§ **WHAT THIS EXERCISE ASKS**
1. Answer these from the rtl8169 driver thread, one line each: (a) Which function does the thread say should be called before request_irq() in rtl8169_open? (b) Which configuration option turns out to be set? (c) Which function makes the "test-call" to rtl8169_interrupt()?
2. Pick up the rtl8169 driver thread after its final sentence and keep writing it.

§ **PAGE TEXT**

---

Am Mittwoch 18 März 2009 schrieb Francois Romieu:
> Karsten Wiese <fzu@wemgehoertderstaat.de> :
> > Am Mittwoch 18 März 2009 schrieb Francois Romieu:
> [...]
> > > If netif_rx_schedule fails after napi is enabled, there is a
> > > racing poll thread to care for the transfer.
> > > 
> > > Stated differently the bug is noticeable because napi_enable() 
> > > should be called before request_irq() in rtl8169_open, right ?
> > 
> > Propably yes. That would mean the first interrupt is received before
> > rtl_hw_start() is called in rtl8169_open. The source of that
> > interrupt would be something else then?
> 
> All we need is thus a shared interrupt racing on a different CPU
> with rtl8169_open and some IO versus memory reordering so that
> the hardware is started and a change in the status register can
> be seen in the IRQ handler before napi_enable/NAPI_STATE_SCHED
> escapes from the CPU where rtl8169_open is running...
> 
> It does not look like a credible explanation. :o/

Found it: CONFIG_DEBUG_SHIRQ is set here causing a "test-call" to
rtl8169_interrupt() from irq_request().

---

§ **EXTRACTED DATA**
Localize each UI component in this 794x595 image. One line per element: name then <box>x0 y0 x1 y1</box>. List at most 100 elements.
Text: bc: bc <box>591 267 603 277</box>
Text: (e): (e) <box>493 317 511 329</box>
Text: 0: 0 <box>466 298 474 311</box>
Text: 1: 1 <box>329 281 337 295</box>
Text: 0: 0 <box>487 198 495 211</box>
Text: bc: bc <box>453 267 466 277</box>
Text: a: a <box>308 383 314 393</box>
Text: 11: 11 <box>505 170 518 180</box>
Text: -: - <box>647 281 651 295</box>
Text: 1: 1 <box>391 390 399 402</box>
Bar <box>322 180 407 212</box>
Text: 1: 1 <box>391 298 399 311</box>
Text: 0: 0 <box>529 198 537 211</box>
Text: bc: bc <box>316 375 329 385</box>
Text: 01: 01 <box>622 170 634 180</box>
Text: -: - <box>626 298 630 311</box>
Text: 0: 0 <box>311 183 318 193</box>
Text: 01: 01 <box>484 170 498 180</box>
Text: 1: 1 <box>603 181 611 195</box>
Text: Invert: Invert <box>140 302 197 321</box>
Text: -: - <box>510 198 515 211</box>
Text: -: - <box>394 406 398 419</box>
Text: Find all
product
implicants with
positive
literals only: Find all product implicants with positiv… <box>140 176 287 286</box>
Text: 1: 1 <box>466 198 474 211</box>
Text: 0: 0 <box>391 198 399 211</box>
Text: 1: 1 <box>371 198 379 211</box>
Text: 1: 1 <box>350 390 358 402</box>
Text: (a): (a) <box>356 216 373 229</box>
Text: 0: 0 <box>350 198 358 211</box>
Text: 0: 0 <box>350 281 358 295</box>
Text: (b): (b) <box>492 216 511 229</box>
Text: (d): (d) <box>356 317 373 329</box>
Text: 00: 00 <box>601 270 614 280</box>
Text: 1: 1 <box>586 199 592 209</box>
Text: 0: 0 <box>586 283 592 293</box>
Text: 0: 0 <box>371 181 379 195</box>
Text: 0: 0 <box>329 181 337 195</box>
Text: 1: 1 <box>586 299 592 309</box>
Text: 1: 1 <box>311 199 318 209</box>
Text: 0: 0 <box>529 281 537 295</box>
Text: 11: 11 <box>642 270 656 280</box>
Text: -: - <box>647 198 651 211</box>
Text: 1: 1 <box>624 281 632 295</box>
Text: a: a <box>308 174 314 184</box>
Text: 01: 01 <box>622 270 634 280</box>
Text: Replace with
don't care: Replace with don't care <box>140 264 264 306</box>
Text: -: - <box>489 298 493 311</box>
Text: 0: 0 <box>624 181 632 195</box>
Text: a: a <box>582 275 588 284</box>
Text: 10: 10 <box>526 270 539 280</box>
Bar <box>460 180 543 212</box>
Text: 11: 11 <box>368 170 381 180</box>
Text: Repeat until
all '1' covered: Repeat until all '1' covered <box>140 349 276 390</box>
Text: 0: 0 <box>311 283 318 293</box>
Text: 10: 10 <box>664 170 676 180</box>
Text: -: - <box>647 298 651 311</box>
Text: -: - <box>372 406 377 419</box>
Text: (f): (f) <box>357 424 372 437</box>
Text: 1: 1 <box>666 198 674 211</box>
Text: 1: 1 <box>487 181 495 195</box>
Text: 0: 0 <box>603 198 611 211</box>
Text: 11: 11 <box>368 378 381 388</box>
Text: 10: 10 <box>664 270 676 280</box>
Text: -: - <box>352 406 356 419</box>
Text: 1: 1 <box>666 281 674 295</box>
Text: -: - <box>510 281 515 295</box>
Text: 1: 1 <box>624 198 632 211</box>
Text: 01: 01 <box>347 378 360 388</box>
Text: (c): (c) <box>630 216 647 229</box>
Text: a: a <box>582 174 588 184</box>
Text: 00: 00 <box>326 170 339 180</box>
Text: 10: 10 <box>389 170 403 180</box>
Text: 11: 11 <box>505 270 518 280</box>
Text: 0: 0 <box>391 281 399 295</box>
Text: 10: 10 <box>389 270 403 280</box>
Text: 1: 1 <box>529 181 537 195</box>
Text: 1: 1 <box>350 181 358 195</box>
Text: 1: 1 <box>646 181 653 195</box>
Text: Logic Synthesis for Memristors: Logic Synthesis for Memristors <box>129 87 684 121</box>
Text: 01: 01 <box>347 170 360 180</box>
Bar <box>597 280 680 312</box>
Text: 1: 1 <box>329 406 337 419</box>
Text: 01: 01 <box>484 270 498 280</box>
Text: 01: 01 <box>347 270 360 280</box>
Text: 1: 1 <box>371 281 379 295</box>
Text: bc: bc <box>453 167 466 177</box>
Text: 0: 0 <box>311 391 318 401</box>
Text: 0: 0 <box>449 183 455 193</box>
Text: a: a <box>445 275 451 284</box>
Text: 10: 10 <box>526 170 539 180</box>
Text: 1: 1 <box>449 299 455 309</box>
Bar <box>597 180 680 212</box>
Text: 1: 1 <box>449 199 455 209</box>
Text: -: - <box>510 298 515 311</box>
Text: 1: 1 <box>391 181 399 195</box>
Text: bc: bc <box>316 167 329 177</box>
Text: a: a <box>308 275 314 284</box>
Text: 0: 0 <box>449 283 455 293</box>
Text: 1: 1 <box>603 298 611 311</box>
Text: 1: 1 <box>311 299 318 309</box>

---

§ **ANSWERS FOR THE EXERCISE**
1.
(a) napi_enable()
(b) CONFIG_DEBUG_SHIRQ
(c) irq_request()

2.
$SUBJECT patch is ok, me still thinks. You?

Thanks,
Karsten
--
To unsubscribe from this list: send the line "unsubscribe netdev" in
the body of a message to majordomo@vger.kernel.org
More majordomo info at  http://vger.kernel.org/majordomo-info.html
françois romieu - March 19, 2009, 10:23 p.m.
Karsten Wiese <fzu@wemgehoertderstaat.de> :
[...]
> Found it: CONFIG_DEBUG_SHIRQ is set here causing a "test-call" to
> rtl8169_interrupt() from irq_request().
> 
> $SUBJECT patch is ok, me still thinks. You ?

I will have to convince myself that nothing bad can happen in the
window between netif_rx_schedule_prep and RTL_W16. No big deal.

I do not understand why / how the patch works at all : AFAIU, the status
register must contain some napi-related event in order for the patch to
make a difference. That's exactly what rtl8169_irq_mask_and_ack() is
supposed to prevent. -> Does it fail ?

So I'd really like to understand what is going on here.

PS: while I agree on the motivation for CONFIG_DEBUG_SHIRQ, I wonder if
it is 100% safe to run an IRQ handler from a context which does not
adhere to the original semantic. If its {disable/enable}_irq pair races
with a similar pair due to a different driver on the same (shared) irq,
things could imho be unsafe.
Karsten Wiese - March 20, 2009, 1:40 a.m.
Am Donnerstag 19 März 2009 schrieb Francois Romieu:
> Karsten Wiese <fzu@wemgehoertderstaat.de> :
> [...]
> > Found it: CONFIG_DEBUG_SHIRQ is set here causing a "test-call" to
> > rtl8169_interrupt() from irq_request().
> > 
> > $SUBJECT patch is ok, me still thinks. You ?
> 
> I will have to convince myself that nothing bad can happen in the
> window between netif_rx_schedule_prep and RTL_W16. No big deal.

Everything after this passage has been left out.